→ **Raw data**:

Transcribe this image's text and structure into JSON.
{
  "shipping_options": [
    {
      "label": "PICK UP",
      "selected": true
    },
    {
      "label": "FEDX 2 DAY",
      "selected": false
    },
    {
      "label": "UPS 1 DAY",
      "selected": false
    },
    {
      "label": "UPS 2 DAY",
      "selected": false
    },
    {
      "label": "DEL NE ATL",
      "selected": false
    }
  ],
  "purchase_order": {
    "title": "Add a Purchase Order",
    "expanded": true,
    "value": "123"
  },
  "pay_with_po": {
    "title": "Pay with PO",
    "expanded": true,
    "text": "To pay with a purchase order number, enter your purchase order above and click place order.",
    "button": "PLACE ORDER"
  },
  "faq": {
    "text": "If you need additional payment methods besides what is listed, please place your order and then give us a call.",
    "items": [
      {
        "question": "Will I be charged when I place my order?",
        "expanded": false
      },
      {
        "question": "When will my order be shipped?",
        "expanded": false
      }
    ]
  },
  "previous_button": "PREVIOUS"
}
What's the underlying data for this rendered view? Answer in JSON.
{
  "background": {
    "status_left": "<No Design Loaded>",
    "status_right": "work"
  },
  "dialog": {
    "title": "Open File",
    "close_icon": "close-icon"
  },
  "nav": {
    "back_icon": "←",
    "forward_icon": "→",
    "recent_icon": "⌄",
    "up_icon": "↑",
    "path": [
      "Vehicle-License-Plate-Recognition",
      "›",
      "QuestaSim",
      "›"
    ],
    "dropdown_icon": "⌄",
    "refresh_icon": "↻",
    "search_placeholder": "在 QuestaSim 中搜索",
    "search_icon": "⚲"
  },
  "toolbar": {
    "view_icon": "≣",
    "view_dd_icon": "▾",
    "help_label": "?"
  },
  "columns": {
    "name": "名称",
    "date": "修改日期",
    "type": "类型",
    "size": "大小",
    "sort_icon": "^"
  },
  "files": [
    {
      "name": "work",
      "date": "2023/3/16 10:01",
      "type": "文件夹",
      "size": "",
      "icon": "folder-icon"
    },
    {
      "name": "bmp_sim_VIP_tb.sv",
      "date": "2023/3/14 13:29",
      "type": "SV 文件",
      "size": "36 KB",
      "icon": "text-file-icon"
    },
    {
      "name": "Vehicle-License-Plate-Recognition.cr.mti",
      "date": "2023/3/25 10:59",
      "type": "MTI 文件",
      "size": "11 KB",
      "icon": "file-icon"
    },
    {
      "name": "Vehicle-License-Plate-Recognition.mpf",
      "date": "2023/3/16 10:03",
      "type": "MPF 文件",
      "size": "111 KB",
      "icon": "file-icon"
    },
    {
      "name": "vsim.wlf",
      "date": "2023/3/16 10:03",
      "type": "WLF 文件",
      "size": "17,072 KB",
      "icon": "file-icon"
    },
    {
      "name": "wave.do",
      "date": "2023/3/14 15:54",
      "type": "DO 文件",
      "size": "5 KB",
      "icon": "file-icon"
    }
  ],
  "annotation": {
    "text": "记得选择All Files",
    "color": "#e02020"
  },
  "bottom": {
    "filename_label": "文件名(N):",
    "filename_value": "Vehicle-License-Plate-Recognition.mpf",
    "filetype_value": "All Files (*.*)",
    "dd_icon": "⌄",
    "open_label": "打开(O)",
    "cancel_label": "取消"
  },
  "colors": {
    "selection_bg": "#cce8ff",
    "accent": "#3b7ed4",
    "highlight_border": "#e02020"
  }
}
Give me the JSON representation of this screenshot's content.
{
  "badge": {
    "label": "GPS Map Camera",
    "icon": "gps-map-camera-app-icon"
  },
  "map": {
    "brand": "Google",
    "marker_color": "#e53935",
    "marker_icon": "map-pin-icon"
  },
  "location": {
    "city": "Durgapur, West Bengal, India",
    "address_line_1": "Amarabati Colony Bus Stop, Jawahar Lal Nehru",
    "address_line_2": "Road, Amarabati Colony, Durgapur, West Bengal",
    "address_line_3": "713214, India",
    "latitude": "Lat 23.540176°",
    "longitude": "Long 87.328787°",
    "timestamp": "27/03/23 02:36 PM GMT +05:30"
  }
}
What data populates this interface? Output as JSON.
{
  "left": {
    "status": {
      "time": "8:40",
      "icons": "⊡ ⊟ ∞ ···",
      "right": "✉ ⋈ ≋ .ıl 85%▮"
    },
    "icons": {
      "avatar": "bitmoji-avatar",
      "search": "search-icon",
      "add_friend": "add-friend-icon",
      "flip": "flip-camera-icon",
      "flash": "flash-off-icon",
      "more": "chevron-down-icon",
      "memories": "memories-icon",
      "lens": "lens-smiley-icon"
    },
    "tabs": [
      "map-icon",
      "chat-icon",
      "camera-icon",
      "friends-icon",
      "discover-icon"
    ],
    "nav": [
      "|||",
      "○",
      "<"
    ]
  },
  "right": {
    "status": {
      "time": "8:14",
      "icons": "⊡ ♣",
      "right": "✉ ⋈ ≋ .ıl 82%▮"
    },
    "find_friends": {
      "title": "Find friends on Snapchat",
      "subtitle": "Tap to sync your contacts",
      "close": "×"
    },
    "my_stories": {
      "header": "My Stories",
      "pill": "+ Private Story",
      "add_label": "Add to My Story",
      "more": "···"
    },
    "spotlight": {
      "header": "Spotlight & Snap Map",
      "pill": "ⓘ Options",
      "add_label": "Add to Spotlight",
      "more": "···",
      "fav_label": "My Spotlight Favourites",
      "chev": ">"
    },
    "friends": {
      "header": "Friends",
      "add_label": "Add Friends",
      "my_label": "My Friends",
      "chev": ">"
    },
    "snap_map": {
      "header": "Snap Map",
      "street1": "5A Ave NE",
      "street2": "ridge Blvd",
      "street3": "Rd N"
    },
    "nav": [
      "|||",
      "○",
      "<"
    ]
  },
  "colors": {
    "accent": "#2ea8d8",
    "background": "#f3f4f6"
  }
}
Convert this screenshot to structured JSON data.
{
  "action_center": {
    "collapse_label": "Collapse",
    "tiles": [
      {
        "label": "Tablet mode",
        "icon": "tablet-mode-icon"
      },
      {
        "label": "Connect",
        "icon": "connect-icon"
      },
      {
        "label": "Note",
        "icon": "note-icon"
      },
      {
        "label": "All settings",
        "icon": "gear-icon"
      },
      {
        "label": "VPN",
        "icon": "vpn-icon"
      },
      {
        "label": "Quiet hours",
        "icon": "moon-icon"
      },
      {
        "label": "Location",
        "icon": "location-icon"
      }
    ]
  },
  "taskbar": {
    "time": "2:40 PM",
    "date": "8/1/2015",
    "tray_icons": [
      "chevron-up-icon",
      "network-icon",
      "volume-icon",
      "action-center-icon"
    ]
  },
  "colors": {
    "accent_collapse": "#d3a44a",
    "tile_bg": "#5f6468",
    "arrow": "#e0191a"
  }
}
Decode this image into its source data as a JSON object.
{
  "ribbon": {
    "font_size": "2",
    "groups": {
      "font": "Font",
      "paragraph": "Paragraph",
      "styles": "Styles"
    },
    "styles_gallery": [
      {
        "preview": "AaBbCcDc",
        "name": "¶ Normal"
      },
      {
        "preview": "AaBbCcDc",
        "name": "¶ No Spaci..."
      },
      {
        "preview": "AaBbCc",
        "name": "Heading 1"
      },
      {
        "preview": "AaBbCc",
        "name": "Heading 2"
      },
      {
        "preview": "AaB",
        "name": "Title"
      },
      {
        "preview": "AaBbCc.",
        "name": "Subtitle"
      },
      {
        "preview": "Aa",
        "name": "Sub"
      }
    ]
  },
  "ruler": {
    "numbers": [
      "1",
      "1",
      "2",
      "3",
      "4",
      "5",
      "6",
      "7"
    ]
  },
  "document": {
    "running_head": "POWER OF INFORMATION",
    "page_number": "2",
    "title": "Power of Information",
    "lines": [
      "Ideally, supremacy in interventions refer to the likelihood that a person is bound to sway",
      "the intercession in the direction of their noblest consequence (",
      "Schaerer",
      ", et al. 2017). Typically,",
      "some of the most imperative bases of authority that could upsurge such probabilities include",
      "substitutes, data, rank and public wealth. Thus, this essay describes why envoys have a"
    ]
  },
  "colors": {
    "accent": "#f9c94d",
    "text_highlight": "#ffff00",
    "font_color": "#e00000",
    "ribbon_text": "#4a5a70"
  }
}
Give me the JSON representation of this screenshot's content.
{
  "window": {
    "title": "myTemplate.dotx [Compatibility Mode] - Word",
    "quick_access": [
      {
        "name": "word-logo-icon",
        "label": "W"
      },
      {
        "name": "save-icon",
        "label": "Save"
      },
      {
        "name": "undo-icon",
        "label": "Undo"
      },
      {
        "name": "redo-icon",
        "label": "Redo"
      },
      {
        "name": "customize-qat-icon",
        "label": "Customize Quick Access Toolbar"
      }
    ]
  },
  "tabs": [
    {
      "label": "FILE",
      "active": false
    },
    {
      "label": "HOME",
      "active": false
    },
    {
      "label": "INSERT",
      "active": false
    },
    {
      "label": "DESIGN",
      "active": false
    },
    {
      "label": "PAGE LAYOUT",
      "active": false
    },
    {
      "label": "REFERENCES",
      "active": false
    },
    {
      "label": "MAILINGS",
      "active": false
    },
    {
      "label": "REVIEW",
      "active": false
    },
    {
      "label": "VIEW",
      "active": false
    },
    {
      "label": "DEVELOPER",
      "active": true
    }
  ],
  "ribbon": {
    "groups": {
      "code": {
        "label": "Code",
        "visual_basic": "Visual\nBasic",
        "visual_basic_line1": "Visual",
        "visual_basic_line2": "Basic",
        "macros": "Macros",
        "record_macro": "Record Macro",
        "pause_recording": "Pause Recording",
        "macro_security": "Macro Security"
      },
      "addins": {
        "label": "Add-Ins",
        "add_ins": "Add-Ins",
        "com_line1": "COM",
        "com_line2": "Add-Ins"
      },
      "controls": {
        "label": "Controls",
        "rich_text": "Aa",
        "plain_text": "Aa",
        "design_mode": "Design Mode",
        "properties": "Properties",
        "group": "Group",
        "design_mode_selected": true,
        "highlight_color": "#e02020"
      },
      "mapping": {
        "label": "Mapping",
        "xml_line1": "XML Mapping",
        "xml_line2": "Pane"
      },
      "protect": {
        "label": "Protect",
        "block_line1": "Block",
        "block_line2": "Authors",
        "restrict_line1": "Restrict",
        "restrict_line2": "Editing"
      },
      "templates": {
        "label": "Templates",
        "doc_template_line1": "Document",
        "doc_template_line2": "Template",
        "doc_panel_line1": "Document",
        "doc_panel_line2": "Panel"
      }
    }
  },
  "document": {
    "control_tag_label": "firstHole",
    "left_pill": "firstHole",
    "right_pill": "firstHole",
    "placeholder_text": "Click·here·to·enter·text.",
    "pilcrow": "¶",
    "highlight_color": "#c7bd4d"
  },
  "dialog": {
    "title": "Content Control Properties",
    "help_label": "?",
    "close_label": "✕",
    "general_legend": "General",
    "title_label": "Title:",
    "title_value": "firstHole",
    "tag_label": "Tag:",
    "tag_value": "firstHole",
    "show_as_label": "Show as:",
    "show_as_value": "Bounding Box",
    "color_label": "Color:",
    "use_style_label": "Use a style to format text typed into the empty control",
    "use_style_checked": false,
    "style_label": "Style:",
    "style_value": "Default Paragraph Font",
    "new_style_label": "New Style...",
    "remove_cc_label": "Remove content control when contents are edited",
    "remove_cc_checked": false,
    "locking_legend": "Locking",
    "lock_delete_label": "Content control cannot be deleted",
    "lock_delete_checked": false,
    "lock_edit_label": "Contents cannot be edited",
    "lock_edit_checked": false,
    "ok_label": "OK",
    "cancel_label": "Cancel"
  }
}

→ **Problem statement**: Track down every line of the material containing the string "Vehicle", and copy it.

→ **Exercise result**:
      "Vehicle-License-Plate-Recognition",
      "name": "Vehicle-License-Plate-Recognition.cr.mti",
      "name": "Vehicle-License-Plate-Recognition.mpf",
    "filename_value": "Vehicle-License-Plate-Recognition.mpf",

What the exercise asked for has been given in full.